__Extracts from a graphics dataset__.
■ ■ ■ ■ ■ ■ ■

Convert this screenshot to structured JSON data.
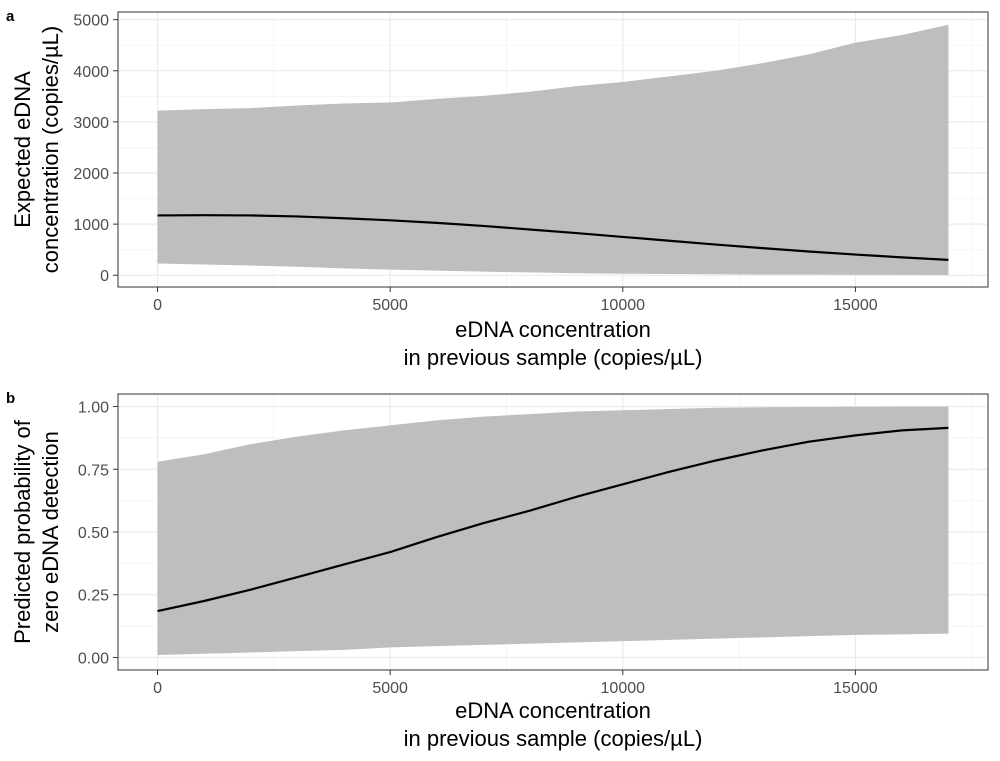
{
  "colors": {
    "band": "#bebebe",
    "line": "#000000",
    "grid_major": "#ebebeb",
    "grid_minor": "#f5f5f5",
    "panel_border": "#333333",
    "background": "#ffffff"
  },
  "chart_data": [
    {
      "type": "line",
      "panel_tag": "a",
      "title": "",
      "xlabel": "eDNA concentration\nin previous sample (copies/µL)",
      "ylabel": "Expected eDNA\nconcentration (copies/µL)",
      "xlim": [
        -850,
        17850
      ],
      "ylim": [
        -230,
        5150
      ],
      "x_ticks": [
        0,
        5000,
        10000,
        15000
      ],
      "y_ticks": [
        0,
        1000,
        2000,
        3000,
        4000,
        5000
      ],
      "x_tick_labels": [
        "0",
        "5000",
        "10000",
        "15000"
      ],
      "y_tick_labels": [
        "0",
        "1000",
        "2000",
        "3000",
        "4000",
        "5000"
      ],
      "grid": true,
      "legend": "none",
      "series": [
        {
          "role": "fit",
          "x": [
            0,
            1000,
            2000,
            3000,
            4000,
            5000,
            6000,
            7000,
            8000,
            9000,
            10000,
            11000,
            12000,
            13000,
            14000,
            15000,
            16000,
            17000
          ],
          "y": [
            1170,
            1175,
            1170,
            1150,
            1115,
            1075,
            1025,
            965,
            895,
            825,
            750,
            675,
            600,
            530,
            465,
            405,
            350,
            300
          ],
          "lower": [
            230,
            210,
            190,
            165,
            135,
            110,
            90,
            70,
            55,
            40,
            30,
            25,
            20,
            15,
            12,
            10,
            8,
            5
          ],
          "upper": [
            3220,
            3250,
            3270,
            3320,
            3360,
            3380,
            3450,
            3510,
            3590,
            3700,
            3780,
            3890,
            4000,
            4150,
            4320,
            4550,
            4700,
            4900
          ]
        }
      ]
    },
    {
      "type": "line",
      "panel_tag": "b",
      "title": "",
      "xlabel": "eDNA concentration\nin previous sample (copies/µL)",
      "ylabel": "Predicted probability of\nzero eDNA detection",
      "xlim": [
        -850,
        17850
      ],
      "ylim": [
        -0.05,
        1.05
      ],
      "x_ticks": [
        0,
        5000,
        10000,
        15000
      ],
      "y_ticks": [
        0,
        0.25,
        0.5,
        0.75,
        1
      ],
      "x_tick_labels": [
        "0",
        "5000",
        "10000",
        "15000"
      ],
      "y_tick_labels": [
        "0.00",
        "0.25",
        "0.50",
        "0.75",
        "1.00"
      ],
      "grid": true,
      "legend": "none",
      "series": [
        {
          "role": "fit",
          "x": [
            0,
            1000,
            2000,
            3000,
            4000,
            5000,
            6000,
            7000,
            8000,
            9000,
            10000,
            11000,
            12000,
            13000,
            14000,
            15000,
            16000,
            17000
          ],
          "y": [
            0.185,
            0.225,
            0.27,
            0.32,
            0.37,
            0.42,
            0.48,
            0.535,
            0.585,
            0.64,
            0.69,
            0.74,
            0.785,
            0.825,
            0.86,
            0.885,
            0.905,
            0.915
          ],
          "lower": [
            0.01,
            0.015,
            0.02,
            0.025,
            0.03,
            0.04,
            0.045,
            0.05,
            0.055,
            0.06,
            0.065,
            0.07,
            0.075,
            0.08,
            0.085,
            0.09,
            0.092,
            0.095
          ],
          "upper": [
            0.78,
            0.81,
            0.85,
            0.88,
            0.905,
            0.925,
            0.945,
            0.96,
            0.97,
            0.98,
            0.985,
            0.99,
            0.995,
            0.997,
            0.998,
            0.999,
            1.0,
            1.0
          ]
        }
      ]
    }
  ]
}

■ ■ ■ ■ ■ ■ ■

__Objective__.
Quote each line of the listing exactly, but leave the pictures out.

__Finished exercise__.
Convert this screenshot to structured JSON data.
{
  "colors": {
    "band": "#bebebe",
    "line": "#000000",
    "grid_major": "#ebebeb",
    "grid_minor": "#f5f5f5",
    "panel_border": "#333333",
    "background": "#ffffff"
  },
  "chart_data": [
    {
      "type": "line",
      "panel_tag": "a",
      "title": "",
      "xlabel": "eDNA concentration\nin previous sample (copies/µL)",
      "ylabel": "Expected eDNA\nconcentration (copies/µL)",
      "xlim": [
        -850,
        17850
      ],
      "ylim": [
        -230,
        5150
      ],
      "x_ticks": [
        0,
        5000,
        10000,
        15000
      ],
      "y_ticks": [
        0,
        1000,
        2000,
        3000,
        4000,
        5000
      ],
      "x_tick_labels": [
        "0",
        "5000",
        "10000",
        "15000"
      ],
      "y_tick_labels": [
        "0",
        "1000",
        "2000",
        "3000",
        "4000",
        "5000"
      ],
      "grid": true,
      "legend": "none",
      "series": [
        {
          "role": "fit",
          "x": [
            0,
            1000,
            2000,
            3000,
            4000,
            5000,
            6000,
            7000,
            8000,
            9000,
            10000,
            11000,
            12000,
            13000,
            14000,
            15000,
            16000,
            17000
          ],
          "y": [
            1170,
            1175,
            1170,
            1150,
            1115,
            1075,
            1025,
            965,
            895,
            825,
            750,
            675,
            600,
            530,
            465,
            405,
            350,
            300
          ],
          "lower": [
            230,
            210,
            190,
            165,
            135,
            110,
            90,
            70,
            55,
            40,
            30,
            25,
            20,
            15,
            12,
            10,
            8,
            5
          ],
          "upper": [
            3220,
            3250,
            3270,
            3320,
            3360,
            3380,
            3450,
            3510,
            3590,
            3700,
            3780,
            3890,
            4000,
            4150,
            4320,
            4550,
            4700,
            4900
          ]
        }
      ]
    },
    {
      "type": "line",
      "panel_tag": "b",
      "title": "",
      "xlabel": "eDNA concentration\nin previous sample (copies/µL)",
      "ylabel": "Predicted probability of\nzero eDNA detection",
      "xlim": [
        -850,
        17850
      ],
      "ylim": [
        -0.05,
        1.05
      ],
      "x_ticks": [
        0,
        5000,
        10000,
        15000
      ],
      "y_ticks": [
        0,
        0.25,
        0.5,
        0.75,
        1
      ],
      "x_tick_labels": [
        "0",
        "5000",
        "10000",
        "15000"
      ],
      "y_tick_labels": [
        "0.00",
        "0.25",
        "0.50",
        "0.75",
        "1.00"
      ],
      "grid": true,
      "legend": "none",
      "series": [
        {
          "role": "fit",
          "x": [
            0,
            1000,
            2000,
            3000,
            4000,
            5000,
            6000,
            7000,
            8000,
            9000,
            10000,
            11000,
            12000,
            13000,
            14000,
            15000,
            16000,
            17000
          ],
          "y": [
            0.185,
            0.225,
            0.27,
            0.32,
            0.37,
            0.42,
            0.48,
            0.535,
            0.585,
            0.64,
            0.69,
            0.74,
            0.785,
            0.825,
            0.86,
            0.885,
            0.905,
            0.915
          ],
          "lower": [
            0.01,
            0.015,
            0.02,
            0.025,
            0.03,
            0.04,
            0.045,
            0.05,
            0.055,
            0.06,
            0.065,
            0.07,
            0.075,
            0.08,
            0.085,
            0.09,
            0.092,
            0.095
          ],
          "upper": [
            0.78,
            0.81,
            0.85,
            0.88,
            0.905,
            0.925,
            0.945,
            0.96,
            0.97,
            0.98,
            0.985,
            0.99,
            0.995,
            0.997,
            0.998,
            0.999,
            1.0,
            1.0
          ]
        }
      ]
    }
  ]
}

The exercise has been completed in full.